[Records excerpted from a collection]
--- Start ---

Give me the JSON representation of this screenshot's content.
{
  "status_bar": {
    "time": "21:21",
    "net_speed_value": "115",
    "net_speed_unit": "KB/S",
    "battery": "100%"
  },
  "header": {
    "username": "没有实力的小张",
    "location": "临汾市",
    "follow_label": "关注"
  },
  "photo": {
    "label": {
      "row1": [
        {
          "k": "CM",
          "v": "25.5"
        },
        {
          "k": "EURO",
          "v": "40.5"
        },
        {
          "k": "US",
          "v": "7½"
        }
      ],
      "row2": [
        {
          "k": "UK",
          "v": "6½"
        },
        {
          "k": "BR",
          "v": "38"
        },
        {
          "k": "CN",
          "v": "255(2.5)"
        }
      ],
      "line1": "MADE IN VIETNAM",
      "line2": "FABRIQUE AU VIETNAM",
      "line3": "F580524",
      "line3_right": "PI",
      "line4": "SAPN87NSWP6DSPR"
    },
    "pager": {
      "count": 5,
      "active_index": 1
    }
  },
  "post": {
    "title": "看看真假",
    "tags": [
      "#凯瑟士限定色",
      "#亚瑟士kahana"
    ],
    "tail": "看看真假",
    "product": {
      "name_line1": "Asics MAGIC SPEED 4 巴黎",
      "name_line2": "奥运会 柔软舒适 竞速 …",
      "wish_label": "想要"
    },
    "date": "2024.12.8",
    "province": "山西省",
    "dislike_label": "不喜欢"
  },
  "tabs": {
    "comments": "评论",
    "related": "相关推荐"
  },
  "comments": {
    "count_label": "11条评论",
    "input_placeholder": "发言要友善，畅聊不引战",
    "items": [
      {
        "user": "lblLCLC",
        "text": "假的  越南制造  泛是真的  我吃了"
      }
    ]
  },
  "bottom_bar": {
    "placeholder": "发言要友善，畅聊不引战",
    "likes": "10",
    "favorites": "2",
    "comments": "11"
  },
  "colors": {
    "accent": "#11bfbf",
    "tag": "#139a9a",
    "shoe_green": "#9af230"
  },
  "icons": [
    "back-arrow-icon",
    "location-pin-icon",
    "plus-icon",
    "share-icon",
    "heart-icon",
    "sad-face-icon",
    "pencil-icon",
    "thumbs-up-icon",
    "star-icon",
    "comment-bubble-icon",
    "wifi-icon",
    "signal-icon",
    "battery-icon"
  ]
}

--- End ---

Task to carry out → Print the entries exactly. Include every one.

The reply →
Give me the JSON representation of this screenshot's content.
{
  "status_bar": {
    "time": "21:21",
    "net_speed_value": "115",
    "net_speed_unit": "KB/S",
    "battery": "100%"
  },
  "header": {
    "username": "没有实力的小张",
    "location": "临汾市",
    "follow_label": "关注"
  },
  "photo": {
    "label": {
      "row1": [
        {
          "k": "CM",
          "v": "25.5"
        },
        {
          "k": "EURO",
          "v": "40.5"
        },
        {
          "k": "US",
          "v": "7½"
        }
      ],
      "row2": [
        {
          "k": "UK",
          "v": "6½"
        },
        {
          "k": "BR",
          "v": "38"
        },
        {
          "k": "CN",
          "v": "255(2.5)"
        }
      ],
      "line1": "MADE IN VIETNAM",
      "line2": "FABRIQUE AU VIETNAM",
      "line3": "F580524",
      "line3_right": "PI",
      "line4": "SAPN87NSWP6DSPR"
    },
    "pager": {
      "count": 5,
      "active_index": 1
    }
  },
  "post": {
    "title": "看看真假",
    "tags": [
      "#凯瑟士限定色",
      "#亚瑟士kahana"
    ],
    "tail": "看看真假",
    "product": {
      "name_line1": "Asics MAGIC SPEED 4 巴黎",
      "name_line2": "奥运会 柔软舒适 竞速 …",
      "wish_label": "想要"
    },
    "date": "2024.12.8",
    "province": "山西省",
    "dislike_label": "不喜欢"
  },
  "tabs": {
    "comments": "评论",
    "related": "相关推荐"
  },
  "comments": {
    "count_label": "11条评论",
    "input_placeholder": "发言要友善，畅聊不引战",
    "items": [
      {
        "user": "lblLCLC",
        "text": "假的  越南制造  泛是真的  我吃了"
      }
    ]
  },
  "bottom_bar": {
    "placeholder": "发言要友善，畅聊不引战",
    "likes": "10",
    "favorites": "2",
    "comments": "11"
  },
  "colors": {
    "accent": "#11bfbf",
    "tag": "#139a9a",
    "shoe_green": "#9af230"
  },
  "icons": [
    "back-arrow-icon",
    "location-pin-icon",
    "plus-icon",
    "share-icon",
    "heart-icon",
    "sad-face-icon",
    "pencil-icon",
    "thumbs-up-icon",
    "star-icon",
    "comment-bubble-icon",
    "wifi-icon",
    "signal-icon",
    "battery-icon"
  ]
}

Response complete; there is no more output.